* _WHAT THIS TASK INVOLVES_
Below are records to transcribe exactly, without their pictures.

--- Start AVAILABLE DATA ---

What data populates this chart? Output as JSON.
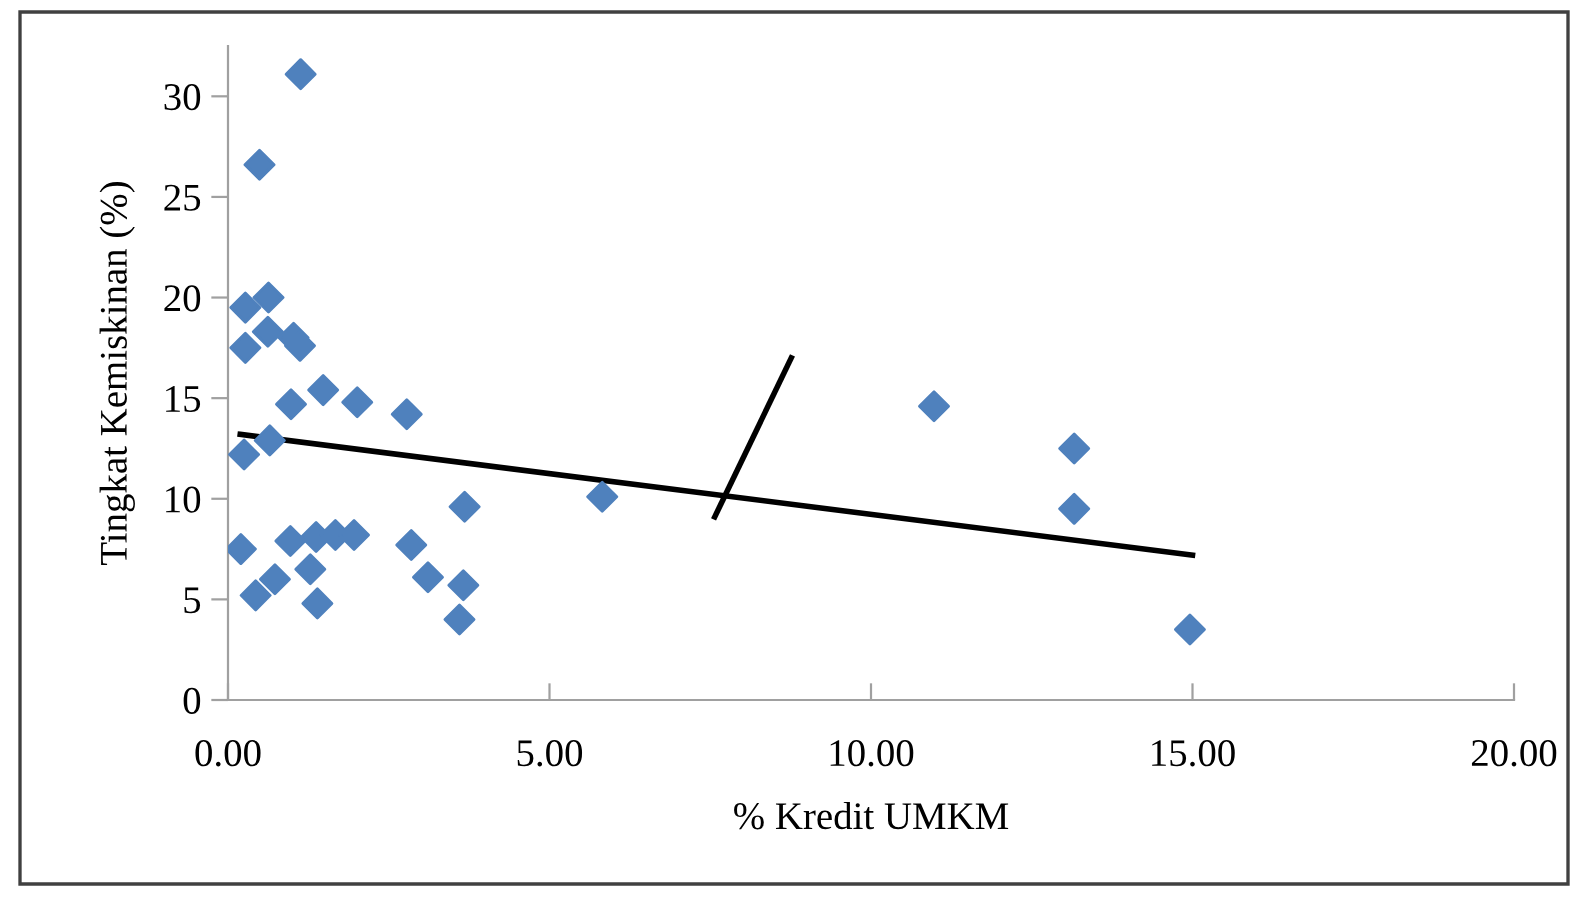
{
  "chart_data": {
    "type": "scatter",
    "xlabel": "% Kredit UMKM",
    "ylabel": "Tingkat Kemiskinan (%)",
    "xlim": [
      0,
      20
    ],
    "xticks": [
      {
        "value": 0,
        "label": "0.00"
      },
      {
        "value": 5,
        "label": "5.00"
      },
      {
        "value": 10,
        "label": "10.00"
      },
      {
        "value": 15,
        "label": "15.00"
      },
      {
        "value": 20,
        "label": "20.00"
      }
    ],
    "ylim": [
      0,
      32.5
    ],
    "yticks": [
      0,
      5,
      10,
      15,
      20,
      25,
      30
    ],
    "grid": false,
    "legend": false,
    "series": [
      {
        "marker": "diamond",
        "color": "#4f81bd",
        "x": [
          1.13,
          0.49,
          0.27,
          0.63,
          0.62,
          1.02,
          1.12,
          0.27,
          1.48,
          0.98,
          2.01,
          2.78,
          0.65,
          0.25,
          5.82,
          3.68,
          0.2,
          0.97,
          1.37,
          1.67,
          1.96,
          2.85,
          1.28,
          0.73,
          0.43,
          3.11,
          3.66,
          1.39,
          3.6,
          10.98,
          13.16,
          13.16,
          14.96
        ],
        "values": [
          31.1,
          26.6,
          19.5,
          20.0,
          18.3,
          18.0,
          17.6,
          17.5,
          15.4,
          14.7,
          14.8,
          14.2,
          12.9,
          12.2,
          10.1,
          9.6,
          7.5,
          7.9,
          8.1,
          8.2,
          8.2,
          7.7,
          6.5,
          6.0,
          5.2,
          6.1,
          5.7,
          4.8,
          4.0,
          14.6,
          12.5,
          9.5,
          3.5
        ]
      },
      {
        "type": "line",
        "marker": "none",
        "line_style": "solid",
        "color": "#000000",
        "x": [
          0.19,
          15.0
        ],
        "values": [
          13.2,
          7.2
        ]
      },
      {
        "type": "line",
        "marker": "none",
        "line_style": "solid",
        "color": "#000000",
        "x": [
          7.57,
          8.76
        ],
        "values": [
          9.1,
          17.0
        ]
      }
    ]
  }
}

--- End AVAILABLE DATA ---

* _ANSWER TO THIS TASK_
What data populates this chart? Output as JSON.
{
  "chart_data": {
    "type": "scatter",
    "xlabel": "% Kredit UMKM",
    "ylabel": "Tingkat Kemiskinan (%)",
    "xlim": [
      0,
      20
    ],
    "xticks": [
      {
        "value": 0,
        "label": "0.00"
      },
      {
        "value": 5,
        "label": "5.00"
      },
      {
        "value": 10,
        "label": "10.00"
      },
      {
        "value": 15,
        "label": "15.00"
      },
      {
        "value": 20,
        "label": "20.00"
      }
    ],
    "ylim": [
      0,
      32.5
    ],
    "yticks": [
      0,
      5,
      10,
      15,
      20,
      25,
      30
    ],
    "grid": false,
    "legend": false,
    "series": [
      {
        "marker": "diamond",
        "color": "#4f81bd",
        "x": [
          1.13,
          0.49,
          0.27,
          0.63,
          0.62,
          1.02,
          1.12,
          0.27,
          1.48,
          0.98,
          2.01,
          2.78,
          0.65,
          0.25,
          5.82,
          3.68,
          0.2,
          0.97,
          1.37,
          1.67,
          1.96,
          2.85,
          1.28,
          0.73,
          0.43,
          3.11,
          3.66,
          1.39,
          3.6,
          10.98,
          13.16,
          13.16,
          14.96
        ],
        "values": [
          31.1,
          26.6,
          19.5,
          20.0,
          18.3,
          18.0,
          17.6,
          17.5,
          15.4,
          14.7,
          14.8,
          14.2,
          12.9,
          12.2,
          10.1,
          9.6,
          7.5,
          7.9,
          8.1,
          8.2,
          8.2,
          7.7,
          6.5,
          6.0,
          5.2,
          6.1,
          5.7,
          4.8,
          4.0,
          14.6,
          12.5,
          9.5,
          3.5
        ]
      },
      {
        "type": "line",
        "marker": "none",
        "line_style": "solid",
        "color": "#000000",
        "x": [
          0.19,
          15.0
        ],
        "values": [
          13.2,
          7.2
        ]
      },
      {
        "type": "line",
        "marker": "none",
        "line_style": "solid",
        "color": "#000000",
        "x": [
          7.57,
          8.76
        ],
        "values": [
          9.1,
          17.0
        ]
      }
    ]
  }
}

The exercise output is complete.